Exercise details.
In the data below, locate each line with the word "солим" and list it.

= = = = =

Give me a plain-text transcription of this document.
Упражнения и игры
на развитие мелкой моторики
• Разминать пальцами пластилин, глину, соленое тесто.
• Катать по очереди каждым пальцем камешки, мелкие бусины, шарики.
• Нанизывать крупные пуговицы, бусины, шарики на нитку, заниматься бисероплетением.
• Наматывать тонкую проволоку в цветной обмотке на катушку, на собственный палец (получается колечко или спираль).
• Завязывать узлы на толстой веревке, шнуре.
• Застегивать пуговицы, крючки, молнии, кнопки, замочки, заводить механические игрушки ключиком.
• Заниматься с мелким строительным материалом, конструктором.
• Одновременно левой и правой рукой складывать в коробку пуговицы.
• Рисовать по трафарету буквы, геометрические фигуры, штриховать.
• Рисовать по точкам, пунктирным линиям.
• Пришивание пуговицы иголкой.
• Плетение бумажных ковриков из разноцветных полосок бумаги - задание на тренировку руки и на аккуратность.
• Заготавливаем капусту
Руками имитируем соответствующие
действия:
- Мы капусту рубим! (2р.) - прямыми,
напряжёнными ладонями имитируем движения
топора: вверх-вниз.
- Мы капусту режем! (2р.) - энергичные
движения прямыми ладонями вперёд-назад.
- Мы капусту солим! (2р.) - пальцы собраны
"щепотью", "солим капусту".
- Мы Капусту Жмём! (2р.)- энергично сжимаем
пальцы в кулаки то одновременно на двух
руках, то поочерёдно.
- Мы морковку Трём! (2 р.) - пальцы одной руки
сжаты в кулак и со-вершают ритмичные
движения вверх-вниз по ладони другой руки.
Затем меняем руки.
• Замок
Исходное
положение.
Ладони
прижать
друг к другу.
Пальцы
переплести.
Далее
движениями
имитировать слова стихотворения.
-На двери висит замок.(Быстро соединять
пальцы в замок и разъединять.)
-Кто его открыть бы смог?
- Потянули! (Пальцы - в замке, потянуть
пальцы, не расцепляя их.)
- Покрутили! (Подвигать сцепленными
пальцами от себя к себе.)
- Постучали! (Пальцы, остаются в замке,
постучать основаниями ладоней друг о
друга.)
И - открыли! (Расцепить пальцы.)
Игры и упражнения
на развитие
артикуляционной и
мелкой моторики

= = = = =

Exercise solution.
- Мы капусту солим! (2р.) - пальцы собраны
"щепотью", "солим капусту".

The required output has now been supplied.